* [Dataset items]:
· · · ·

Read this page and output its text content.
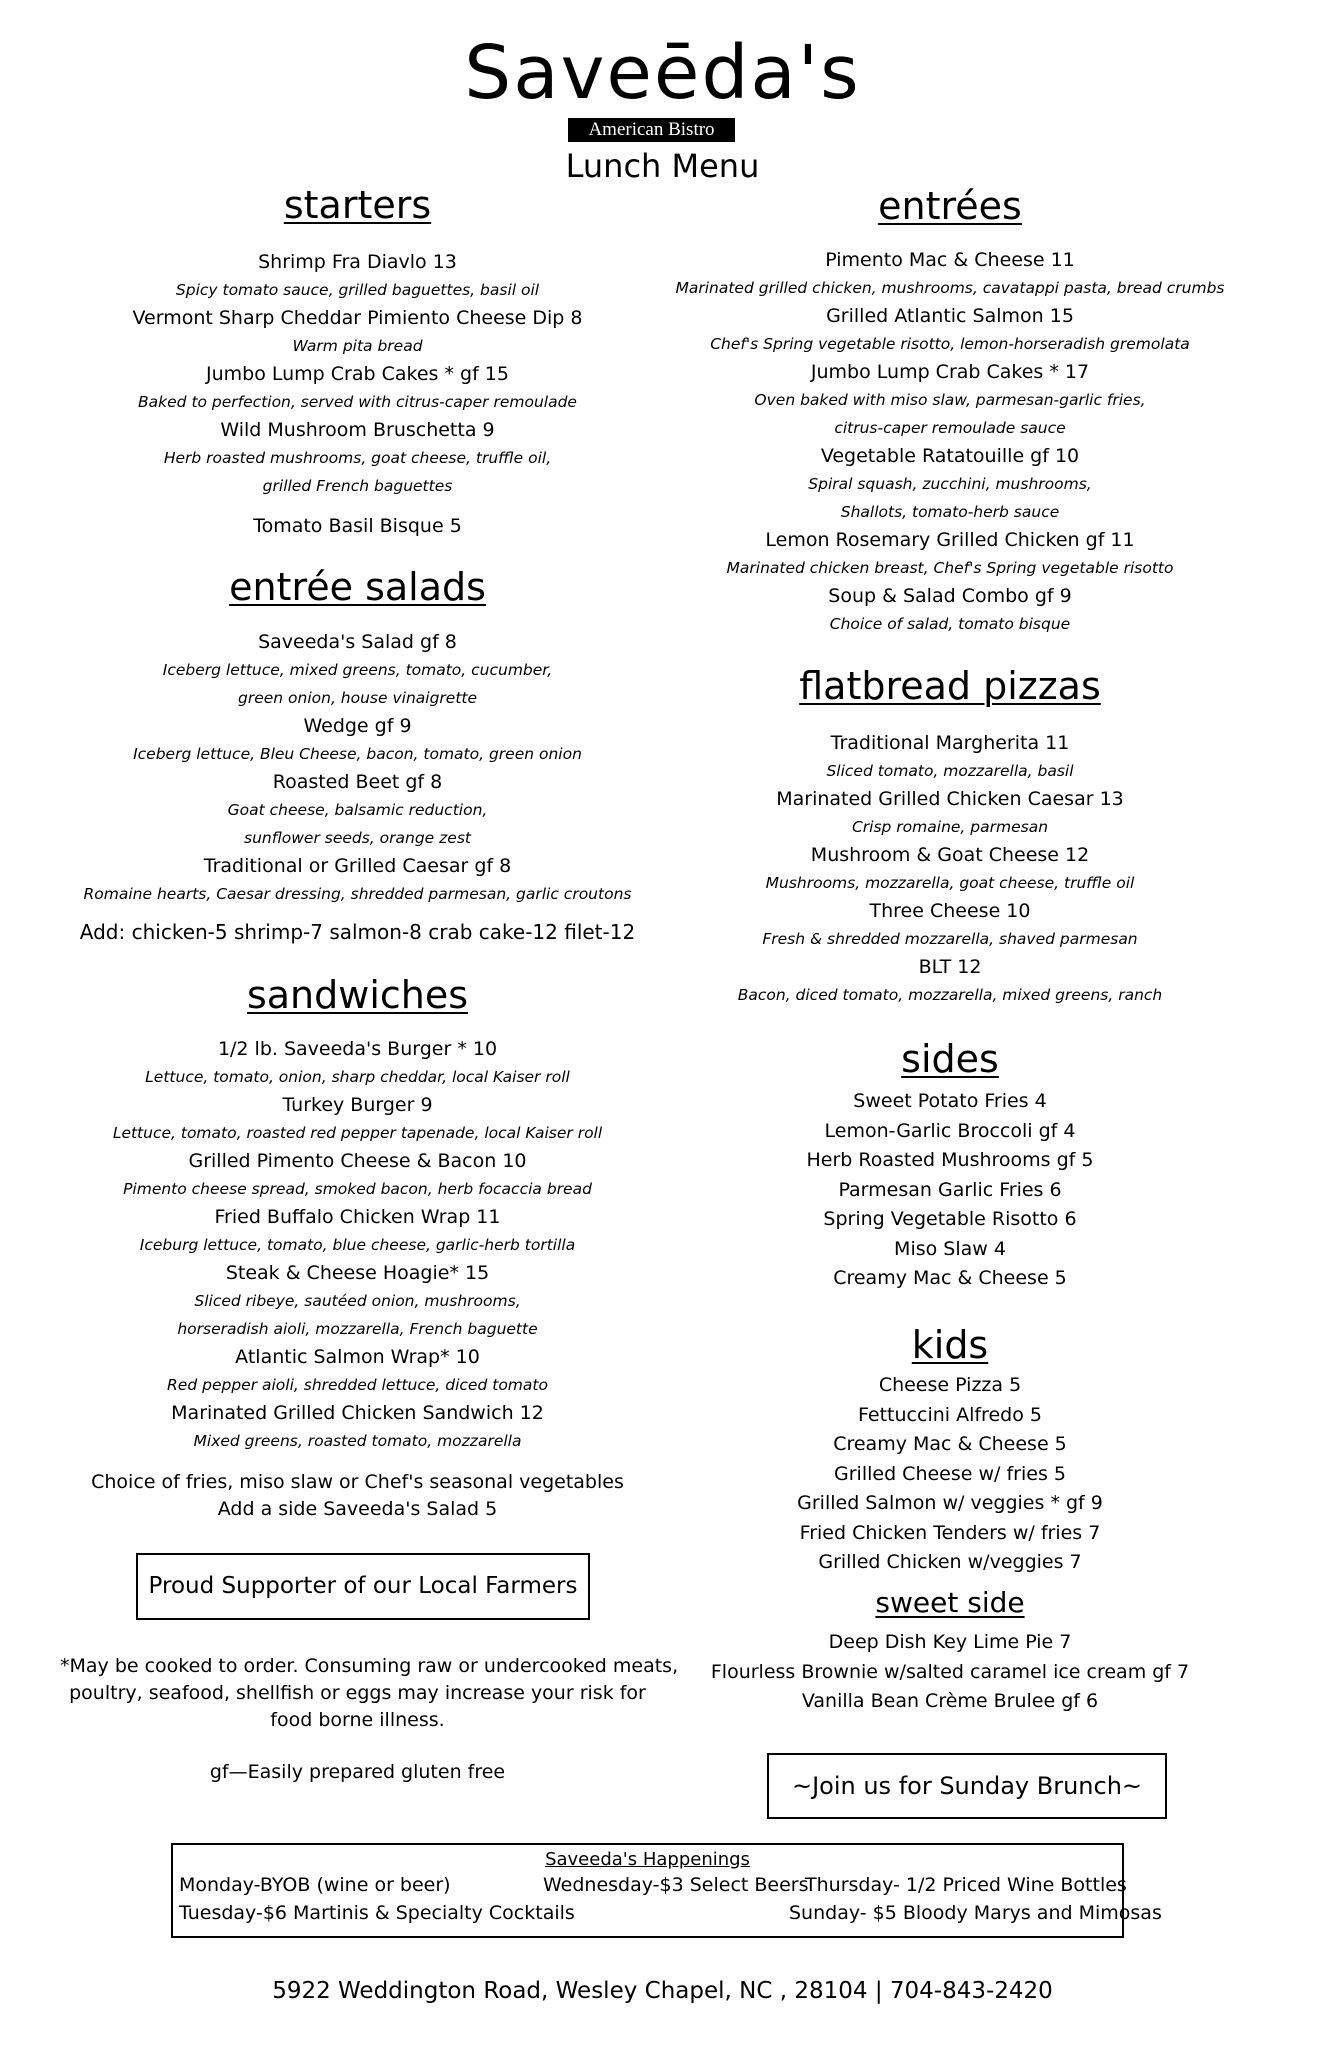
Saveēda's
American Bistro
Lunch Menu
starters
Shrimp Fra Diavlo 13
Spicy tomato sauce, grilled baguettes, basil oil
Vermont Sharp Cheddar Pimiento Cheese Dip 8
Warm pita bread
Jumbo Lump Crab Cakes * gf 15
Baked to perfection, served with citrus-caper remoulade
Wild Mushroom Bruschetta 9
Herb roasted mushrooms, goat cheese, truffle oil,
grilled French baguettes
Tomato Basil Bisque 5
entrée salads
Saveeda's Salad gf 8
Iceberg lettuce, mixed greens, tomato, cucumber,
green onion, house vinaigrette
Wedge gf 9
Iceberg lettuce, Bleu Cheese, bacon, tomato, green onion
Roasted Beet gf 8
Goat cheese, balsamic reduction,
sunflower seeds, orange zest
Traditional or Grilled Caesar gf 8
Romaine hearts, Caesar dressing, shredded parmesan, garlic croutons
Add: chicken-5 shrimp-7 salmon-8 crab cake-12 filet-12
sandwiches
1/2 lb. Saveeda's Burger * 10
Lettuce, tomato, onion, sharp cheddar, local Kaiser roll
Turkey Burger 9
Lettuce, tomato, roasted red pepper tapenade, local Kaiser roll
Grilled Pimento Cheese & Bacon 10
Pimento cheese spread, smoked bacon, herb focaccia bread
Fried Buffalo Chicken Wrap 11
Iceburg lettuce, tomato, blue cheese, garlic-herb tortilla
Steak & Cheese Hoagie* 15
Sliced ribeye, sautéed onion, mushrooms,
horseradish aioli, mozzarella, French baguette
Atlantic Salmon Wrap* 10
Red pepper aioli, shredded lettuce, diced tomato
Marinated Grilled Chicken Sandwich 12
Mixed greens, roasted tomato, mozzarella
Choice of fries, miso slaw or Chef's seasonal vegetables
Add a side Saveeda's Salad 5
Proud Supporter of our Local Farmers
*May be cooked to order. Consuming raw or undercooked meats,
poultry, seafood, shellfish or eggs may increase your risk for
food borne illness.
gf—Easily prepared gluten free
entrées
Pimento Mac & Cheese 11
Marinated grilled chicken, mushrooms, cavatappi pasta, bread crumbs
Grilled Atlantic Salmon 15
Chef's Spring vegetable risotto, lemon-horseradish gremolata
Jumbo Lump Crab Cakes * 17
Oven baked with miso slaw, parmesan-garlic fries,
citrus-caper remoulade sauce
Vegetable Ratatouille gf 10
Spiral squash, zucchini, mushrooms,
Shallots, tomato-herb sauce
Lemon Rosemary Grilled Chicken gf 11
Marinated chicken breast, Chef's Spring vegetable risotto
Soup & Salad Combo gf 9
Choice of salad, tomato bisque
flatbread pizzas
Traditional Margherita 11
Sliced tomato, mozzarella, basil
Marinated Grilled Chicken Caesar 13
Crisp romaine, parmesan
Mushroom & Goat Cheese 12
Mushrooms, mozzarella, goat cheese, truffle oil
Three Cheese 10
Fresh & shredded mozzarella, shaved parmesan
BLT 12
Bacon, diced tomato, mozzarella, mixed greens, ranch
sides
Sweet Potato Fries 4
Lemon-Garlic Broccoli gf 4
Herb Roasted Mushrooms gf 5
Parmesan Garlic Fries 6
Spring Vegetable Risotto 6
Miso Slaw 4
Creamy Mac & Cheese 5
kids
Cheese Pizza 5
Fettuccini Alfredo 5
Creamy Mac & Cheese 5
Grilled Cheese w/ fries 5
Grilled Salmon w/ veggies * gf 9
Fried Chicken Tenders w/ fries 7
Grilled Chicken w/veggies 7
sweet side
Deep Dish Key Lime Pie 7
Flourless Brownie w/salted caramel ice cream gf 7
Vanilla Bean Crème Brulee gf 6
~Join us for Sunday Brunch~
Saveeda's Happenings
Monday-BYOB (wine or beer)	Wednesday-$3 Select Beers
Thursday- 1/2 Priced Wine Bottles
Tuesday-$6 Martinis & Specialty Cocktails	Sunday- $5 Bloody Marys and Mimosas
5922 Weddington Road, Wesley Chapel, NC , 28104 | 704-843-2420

· · · ·

* [Instruction]:
Leave out the pictures and print every line of the data exactly.

* [Full solution]:
Read this page and output its text content.
Saveēda's
American Bistro
Lunch Menu
starters
Shrimp Fra Diavlo 13
Spicy tomato sauce, grilled baguettes, basil oil
Vermont Sharp Cheddar Pimiento Cheese Dip 8
Warm pita bread
Jumbo Lump Crab Cakes * gf 15
Baked to perfection, served with citrus-caper remoulade
Wild Mushroom Bruschetta 9
Herb roasted mushrooms, goat cheese, truffle oil,
grilled French baguettes
Tomato Basil Bisque 5
entrée salads
Saveeda's Salad gf 8
Iceberg lettuce, mixed greens, tomato, cucumber,
green onion, house vinaigrette
Wedge gf 9
Iceberg lettuce, Bleu Cheese, bacon, tomato, green onion
Roasted Beet gf 8
Goat cheese, balsamic reduction,
sunflower seeds, orange zest
Traditional or Grilled Caesar gf 8
Romaine hearts, Caesar dressing, shredded parmesan, garlic croutons
Add: chicken-5 shrimp-7 salmon-8 crab cake-12 filet-12
sandwiches
1/2 lb. Saveeda's Burger * 10
Lettuce, tomato, onion, sharp cheddar, local Kaiser roll
Turkey Burger 9
Lettuce, tomato, roasted red pepper tapenade, local Kaiser roll
Grilled Pimento Cheese & Bacon 10
Pimento cheese spread, smoked bacon, herb focaccia bread
Fried Buffalo Chicken Wrap 11
Iceburg lettuce, tomato, blue cheese, garlic-herb tortilla
Steak & Cheese Hoagie* 15
Sliced ribeye, sautéed onion, mushrooms,
horseradish aioli, mozzarella, French baguette
Atlantic Salmon Wrap* 10
Red pepper aioli, shredded lettuce, diced tomato
Marinated Grilled Chicken Sandwich 12
Mixed greens, roasted tomato, mozzarella
Choice of fries, miso slaw or Chef's seasonal vegetables
Add a side Saveeda's Salad 5
Proud Supporter of our Local Farmers
*May be cooked to order. Consuming raw or undercooked meats,
poultry, seafood, shellfish or eggs may increase your risk for
food borne illness.
gf—Easily prepared gluten free
entrées
Pimento Mac & Cheese 11
Marinated grilled chicken, mushrooms, cavatappi pasta, bread crumbs
Grilled Atlantic Salmon 15
Chef's Spring vegetable risotto, lemon-horseradish gremolata
Jumbo Lump Crab Cakes * 17
Oven baked with miso slaw, parmesan-garlic fries,
citrus-caper remoulade sauce
Vegetable Ratatouille gf 10
Spiral squash, zucchini, mushrooms,
Shallots, tomato-herb sauce
Lemon Rosemary Grilled Chicken gf 11
Marinated chicken breast, Chef's Spring vegetable risotto
Soup & Salad Combo gf 9
Choice of salad, tomato bisque
flatbread pizzas
Traditional Margherita 11
Sliced tomato, mozzarella, basil
Marinated Grilled Chicken Caesar 13
Crisp romaine, parmesan
Mushroom & Goat Cheese 12
Mushrooms, mozzarella, goat cheese, truffle oil
Three Cheese 10
Fresh & shredded mozzarella, shaved parmesan
BLT 12
Bacon, diced tomato, mozzarella, mixed greens, ranch
sides
Sweet Potato Fries 4
Lemon-Garlic Broccoli gf 4
Herb Roasted Mushrooms gf 5
Parmesan Garlic Fries 6
Spring Vegetable Risotto 6
Miso Slaw 4
Creamy Mac & Cheese 5
kids
Cheese Pizza 5
Fettuccini Alfredo 5
Creamy Mac & Cheese 5
Grilled Cheese w/ fries 5
Grilled Salmon w/ veggies * gf 9
Fried Chicken Tenders w/ fries 7
Grilled Chicken w/veggies 7
sweet side
Deep Dish Key Lime Pie 7
Flourless Brownie w/salted caramel ice cream gf 7
Vanilla Bean Crème Brulee gf 6
~Join us for Sunday Brunch~
Saveeda's Happenings
Monday-BYOB (wine or beer)	Wednesday-$3 Select Beers
Thursday- 1/2 Priced Wine Bottles
Tuesday-$6 Martinis & Specialty Cocktails	Sunday- $5 Bloody Marys and Mimosas
5922 Weddington Road, Wesley Chapel, NC , 28104 | 704-843-2420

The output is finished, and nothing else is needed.